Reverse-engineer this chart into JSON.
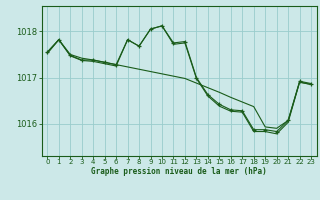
{
  "background_color": "#cce8e8",
  "grid_color": "#99cccc",
  "line_color": "#1a5c1a",
  "title": "Graphe pression niveau de la mer (hPa)",
  "xlim": [
    -0.5,
    23.5
  ],
  "ylim": [
    1015.3,
    1018.55
  ],
  "yticks": [
    1016,
    1017,
    1018
  ],
  "xticks": [
    0,
    1,
    2,
    3,
    4,
    5,
    6,
    7,
    8,
    9,
    10,
    11,
    12,
    13,
    14,
    15,
    16,
    17,
    18,
    19,
    20,
    21,
    22,
    23
  ],
  "line_smooth": {
    "x": [
      0,
      1,
      2,
      3,
      4,
      5,
      6,
      7,
      8,
      9,
      10,
      11,
      12,
      13,
      14,
      15,
      16,
      17,
      18,
      19,
      20,
      21,
      22,
      23
    ],
    "y": [
      1017.55,
      1017.82,
      1017.5,
      1017.42,
      1017.38,
      1017.33,
      1017.28,
      1017.23,
      1017.18,
      1017.13,
      1017.08,
      1017.03,
      1016.98,
      1016.88,
      1016.78,
      1016.68,
      1016.57,
      1016.47,
      1016.37,
      1015.93,
      1015.9,
      1016.07,
      1016.9,
      1016.85
    ]
  },
  "line_marked": {
    "x": [
      0,
      1,
      2,
      3,
      4,
      5,
      6,
      7,
      8,
      9,
      10,
      11,
      12,
      13,
      14,
      15,
      16,
      17,
      18,
      19,
      20,
      21,
      22,
      23
    ],
    "y": [
      1017.55,
      1017.82,
      1017.48,
      1017.38,
      1017.38,
      1017.33,
      1017.28,
      1017.82,
      1017.68,
      1018.05,
      1018.12,
      1017.75,
      1017.78,
      1017.0,
      1016.63,
      1016.42,
      1016.3,
      1016.28,
      1015.87,
      1015.87,
      1015.83,
      1016.07,
      1016.92,
      1016.87
    ]
  },
  "line_third": {
    "x": [
      0,
      1,
      2,
      3,
      4,
      5,
      6,
      7,
      8,
      9,
      10,
      11,
      12,
      13,
      14,
      15,
      16,
      17,
      18,
      19,
      20,
      21,
      22,
      23
    ],
    "y": [
      1017.52,
      1017.82,
      1017.47,
      1017.37,
      1017.35,
      1017.3,
      1017.25,
      1017.82,
      1017.68,
      1018.05,
      1018.12,
      1017.72,
      1017.75,
      1016.98,
      1016.6,
      1016.38,
      1016.27,
      1016.25,
      1015.83,
      1015.83,
      1015.78,
      1016.03,
      1016.9,
      1016.85
    ]
  }
}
·····
Exercise brief:
Copy the entries above faithfully and omit every image.

Problem solution:
Reverse-engineer this chart into JSON.
{
  "background_color": "#cce8e8",
  "grid_color": "#99cccc",
  "line_color": "#1a5c1a",
  "title": "Graphe pression niveau de la mer (hPa)",
  "xlim": [
    -0.5,
    23.5
  ],
  "ylim": [
    1015.3,
    1018.55
  ],
  "yticks": [
    1016,
    1017,
    1018
  ],
  "xticks": [
    0,
    1,
    2,
    3,
    4,
    5,
    6,
    7,
    8,
    9,
    10,
    11,
    12,
    13,
    14,
    15,
    16,
    17,
    18,
    19,
    20,
    21,
    22,
    23
  ],
  "line_smooth": {
    "x": [
      0,
      1,
      2,
      3,
      4,
      5,
      6,
      7,
      8,
      9,
      10,
      11,
      12,
      13,
      14,
      15,
      16,
      17,
      18,
      19,
      20,
      21,
      22,
      23
    ],
    "y": [
      1017.55,
      1017.82,
      1017.5,
      1017.42,
      1017.38,
      1017.33,
      1017.28,
      1017.23,
      1017.18,
      1017.13,
      1017.08,
      1017.03,
      1016.98,
      1016.88,
      1016.78,
      1016.68,
      1016.57,
      1016.47,
      1016.37,
      1015.93,
      1015.9,
      1016.07,
      1016.9,
      1016.85
    ]
  },
  "line_marked": {
    "x": [
      0,
      1,
      2,
      3,
      4,
      5,
      6,
      7,
      8,
      9,
      10,
      11,
      12,
      13,
      14,
      15,
      16,
      17,
      18,
      19,
      20,
      21,
      22,
      23
    ],
    "y": [
      1017.55,
      1017.82,
      1017.48,
      1017.38,
      1017.38,
      1017.33,
      1017.28,
      1017.82,
      1017.68,
      1018.05,
      1018.12,
      1017.75,
      1017.78,
      1017.0,
      1016.63,
      1016.42,
      1016.3,
      1016.28,
      1015.87,
      1015.87,
      1015.83,
      1016.07,
      1016.92,
      1016.87
    ]
  },
  "line_third": {
    "x": [
      0,
      1,
      2,
      3,
      4,
      5,
      6,
      7,
      8,
      9,
      10,
      11,
      12,
      13,
      14,
      15,
      16,
      17,
      18,
      19,
      20,
      21,
      22,
      23
    ],
    "y": [
      1017.52,
      1017.82,
      1017.47,
      1017.37,
      1017.35,
      1017.3,
      1017.25,
      1017.82,
      1017.68,
      1018.05,
      1018.12,
      1017.72,
      1017.75,
      1016.98,
      1016.6,
      1016.38,
      1016.27,
      1016.25,
      1015.83,
      1015.83,
      1015.78,
      1016.03,
      1016.9,
      1016.85
    ]
  }
}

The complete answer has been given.